• Do this: Find the string "folder" in the entries and copy each line that has it.

####

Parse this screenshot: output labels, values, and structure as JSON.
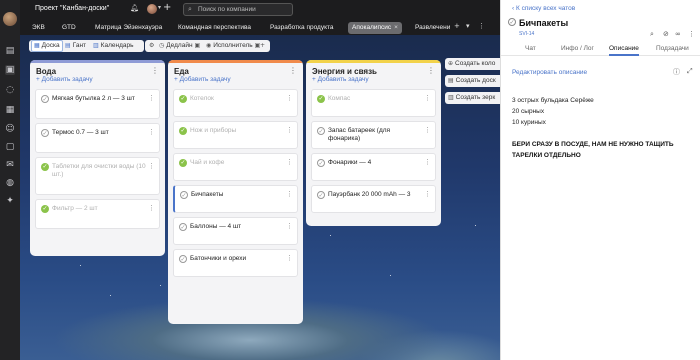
{
  "header": {
    "project_title": "Проект \"Канбан-доски\"",
    "search_placeholder": "Поиск по компании"
  },
  "tabs": [
    {
      "label": "ЭКВ"
    },
    {
      "label": "GTD"
    },
    {
      "label": "Матрица Эйзенхауэра"
    },
    {
      "label": "Командная перспектива"
    },
    {
      "label": "Разработка продукта"
    },
    {
      "label": "Апокалипсис",
      "active": true
    },
    {
      "label": "Развлечени"
    }
  ],
  "toolbar": {
    "board": "Доска",
    "gantt": "Гант",
    "calendar": "Календарь",
    "deadline": "Дедлайн",
    "assignee": "Исполнитель"
  },
  "add_task_label": "+ Добавить задачу",
  "columns": [
    {
      "title": "Вода",
      "color": "#8f9bd6",
      "cards": [
        {
          "text": "Мягкая бутылка 2 л — 3 шт",
          "done": false
        },
        {
          "text": "Термос 0.7 — 3 шт",
          "done": false
        },
        {
          "text": "Таблетки для очистки воды (10 шт.)",
          "done": true
        },
        {
          "text": "Фильтр — 2 шт",
          "done": true
        }
      ]
    },
    {
      "title": "Еда",
      "color": "#f08a4b",
      "cards": [
        {
          "text": "Котелок",
          "done": true
        },
        {
          "text": "Нож и приборы",
          "done": true
        },
        {
          "text": "Чай и кофе",
          "done": true
        },
        {
          "text": "Бичпакеты",
          "done": false,
          "selected": true
        },
        {
          "text": "Баллоны — 4 шт",
          "done": false
        },
        {
          "text": "Батончики и орехи",
          "done": false
        }
      ]
    },
    {
      "title": "Энергия и связь",
      "color": "#f2d24a",
      "cards": [
        {
          "text": "Компас",
          "done": true
        },
        {
          "text": "Запас батареек (для фонарика)",
          "done": false
        },
        {
          "text": "Фонарики — 4",
          "done": false
        },
        {
          "text": "Пауэрбанк 20 000 mAh — 3",
          "done": false
        }
      ]
    }
  ],
  "side_actions": [
    {
      "label": "Создать коло"
    },
    {
      "label": "Создать доск"
    },
    {
      "label": "Создать зерк"
    }
  ],
  "panel": {
    "back": "К списку всех чатов",
    "title": "Бичпакеты",
    "id": "SVI-14",
    "tabs": [
      "Чат",
      "Инфо / Лог",
      "Описание",
      "Подзадачи"
    ],
    "active_tab": "Описание",
    "edit_description": "Редактировать описание",
    "lines": [
      "3 острых бульдака Серёже",
      "20 сырных",
      "10 куриных"
    ],
    "bold_note": "БЕРИ СРАЗУ В ПОСУДЕ, НАМ НЕ НУЖНО ТАЩИТЬ ТАРЕЛКИ ОТДЕЛЬНО"
  }
}
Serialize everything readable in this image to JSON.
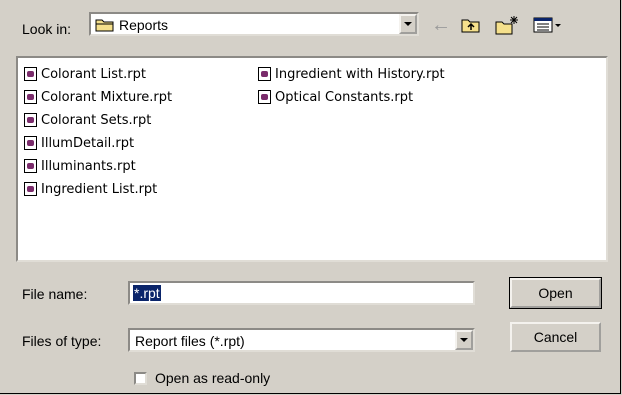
{
  "look_in": {
    "label": "Look in:",
    "value": "Reports",
    "icon": "folder-icon"
  },
  "toolbar": {
    "back_icon": "back-arrow-icon",
    "up_icon": "up-one-level-icon",
    "new_folder_icon": "new-folder-icon",
    "views_icon": "view-menu-icon"
  },
  "files": [
    {
      "name": "Colorant List.rpt"
    },
    {
      "name": "Colorant Mixture.rpt"
    },
    {
      "name": "Colorant Sets.rpt"
    },
    {
      "name": "IllumDetail.rpt"
    },
    {
      "name": "Illuminants.rpt"
    },
    {
      "name": "Ingredient List.rpt"
    },
    {
      "name": "Ingredient with History.rpt"
    },
    {
      "name": "Optical Constants.rpt"
    }
  ],
  "file_name": {
    "label": "File name:",
    "value": "*.rpt"
  },
  "file_type": {
    "label": "Files of type:",
    "value": "Report files (*.rpt)"
  },
  "buttons": {
    "open": "Open",
    "cancel": "Cancel"
  },
  "readonly": {
    "label": "Open as read-only",
    "checked": false
  },
  "colors": {
    "face": "#d4d0c8",
    "selection": "#0a246a"
  }
}
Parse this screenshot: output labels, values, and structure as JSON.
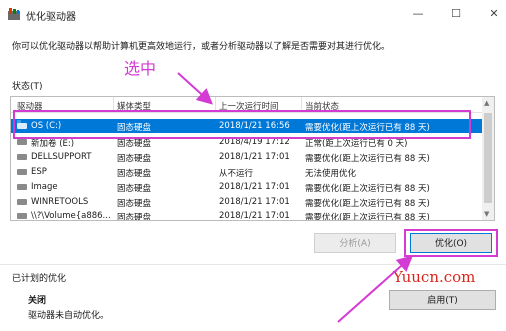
{
  "window": {
    "title": "优化驱动器",
    "minimize_glyph": "—",
    "maximize_glyph": "☐",
    "close_glyph": "✕",
    "icon": "defrag-icon"
  },
  "description": "你可以优化驱动器以帮助计算机更高效地运行，或者分析驱动器以了解是否需要对其进行优化。",
  "status_label": "状态(T)",
  "annotation": "选中",
  "drive_list": {
    "columns": [
      "驱动器",
      "媒体类型",
      "上一次运行时间",
      "当前状态"
    ],
    "rows": [
      {
        "drive": "OS (C:)",
        "media": "固态硬盘",
        "last_run": "2018/1/21 16:56",
        "status": "需要优化(距上次运行已有 88 天)"
      },
      {
        "drive": "新加卷 (E:)",
        "media": "固态硬盘",
        "last_run": "2018/4/19 17:12",
        "status": "正常(距上次运行已有 0 天)"
      },
      {
        "drive": "DELLSUPPORT",
        "media": "固态硬盘",
        "last_run": "2018/1/21 17:01",
        "status": "需要优化(距上次运行已有 88 天)"
      },
      {
        "drive": "ESP",
        "media": "固态硬盘",
        "last_run": "从不运行",
        "status": "无法使用优化"
      },
      {
        "drive": "Image",
        "media": "固态硬盘",
        "last_run": "2018/1/21 17:01",
        "status": "需要优化(距上次运行已有 88 天)"
      },
      {
        "drive": "WINRETOOLS",
        "media": "固态硬盘",
        "last_run": "2018/1/21 17:01",
        "status": "需要优化(距上次运行已有 88 天)"
      },
      {
        "drive": "\\\\?\\Volume{a886...",
        "media": "固态硬盘",
        "last_run": "2018/1/21 17:01",
        "status": "需要优化(距上次运行已有 88 天)"
      }
    ],
    "selected_index": 0
  },
  "buttons": {
    "analyze": "分析(A)",
    "optimize": "优化(O)",
    "enable": "启用(T)"
  },
  "scheduled": {
    "heading": "已计划的优化",
    "status": "关闭",
    "detail": "驱动器未自动优化。"
  },
  "watermark": "Yuucn.com",
  "colors": {
    "selection": "#0078d7",
    "annotation": "#d43bd3",
    "watermark": "#d9261c"
  }
}
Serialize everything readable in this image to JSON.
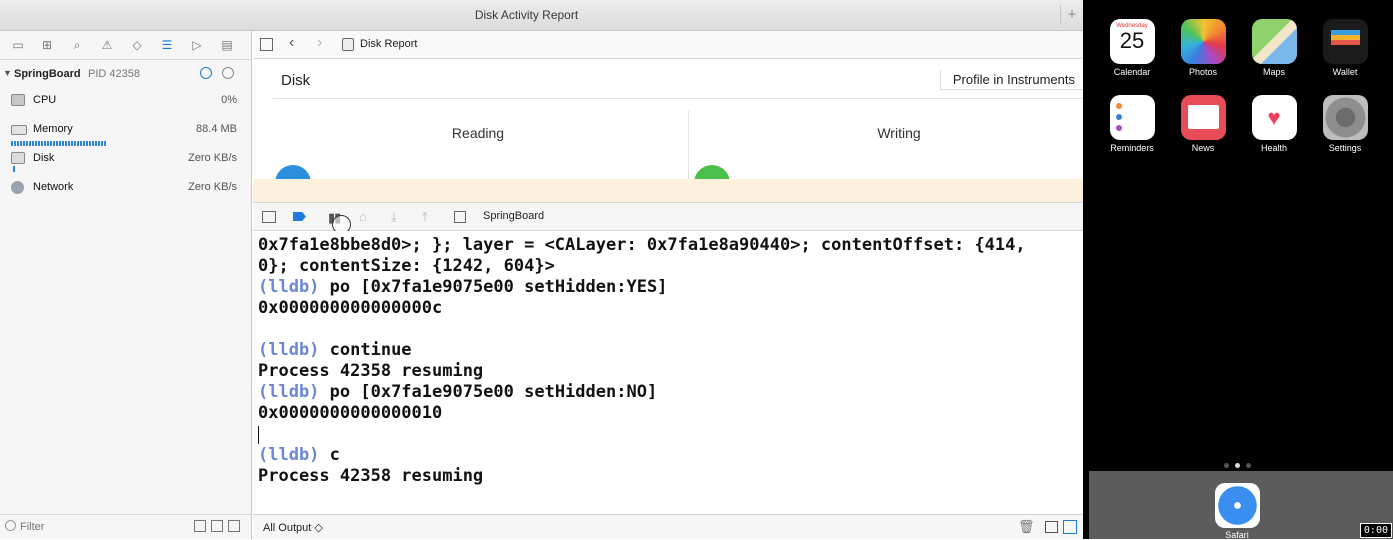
{
  "window": {
    "title": "Disk Activity Report"
  },
  "navigator": {
    "process": {
      "name": "SpringBoard",
      "pid": "PID 42358"
    },
    "gauges": [
      {
        "label": "CPU",
        "value": "0%"
      },
      {
        "label": "Memory",
        "value": "88.4 MB"
      },
      {
        "label": "Disk",
        "value": "Zero KB/s"
      },
      {
        "label": "Network",
        "value": "Zero KB/s"
      }
    ],
    "filter_placeholder": "Filter"
  },
  "jumpbar": {
    "title": "Disk Report"
  },
  "report": {
    "heading": "Disk",
    "profile_button": "Profile in Instruments",
    "columns": [
      "Reading",
      "Writing"
    ],
    "colors": {
      "reading": "#2b8fe0",
      "writing": "#4cbf4c"
    }
  },
  "debug": {
    "process_label": "SpringBoard"
  },
  "console": {
    "lines": [
      {
        "prompt": "",
        "text": "0x7fa1e8bbe8d0>; }; layer = <CALayer: 0x7fa1e8a90440>; contentOffset: {414,"
      },
      {
        "prompt": "",
        "text": "0}; contentSize: {1242, 604}>"
      },
      {
        "prompt": "(lldb)",
        "text": " po [0x7fa1e9075e00 setHidden:YES]"
      },
      {
        "prompt": "",
        "text": "0x000000000000000c"
      },
      {
        "prompt": "",
        "text": ""
      },
      {
        "prompt": "(lldb)",
        "text": " continue"
      },
      {
        "prompt": "",
        "text": "Process 42358 resuming"
      },
      {
        "prompt": "(lldb)",
        "text": " po [0x7fa1e9075e00 setHidden:NO]"
      },
      {
        "prompt": "",
        "text": "0x0000000000000010"
      },
      {
        "prompt": "",
        "text": ""
      },
      {
        "prompt": "",
        "text": ""
      },
      {
        "prompt": "(lldb)",
        "text": " c"
      },
      {
        "prompt": "",
        "text": "Process 42358 resuming"
      }
    ]
  },
  "output_selector": "All Output ◇",
  "simulator": {
    "apps": [
      {
        "name": "Calendar",
        "day": "Wednesday",
        "date": "25"
      },
      {
        "name": "Photos"
      },
      {
        "name": "Maps"
      },
      {
        "name": "Wallet"
      },
      {
        "name": "Reminders"
      },
      {
        "name": "News"
      },
      {
        "name": "Health"
      },
      {
        "name": "Settings"
      }
    ],
    "dock_app": "Safari",
    "timer": "0:00"
  }
}
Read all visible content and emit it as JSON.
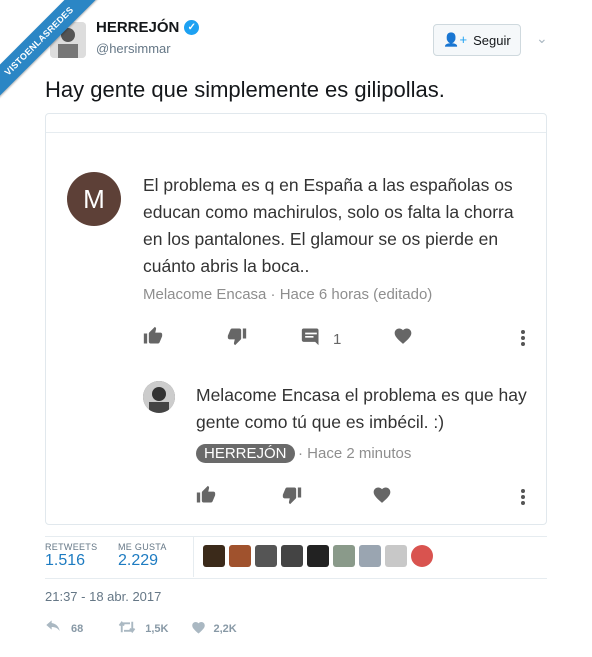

####

• Task output:
    "icon": "folder-icon"
    "new_folder_icon": "new-folder-icon",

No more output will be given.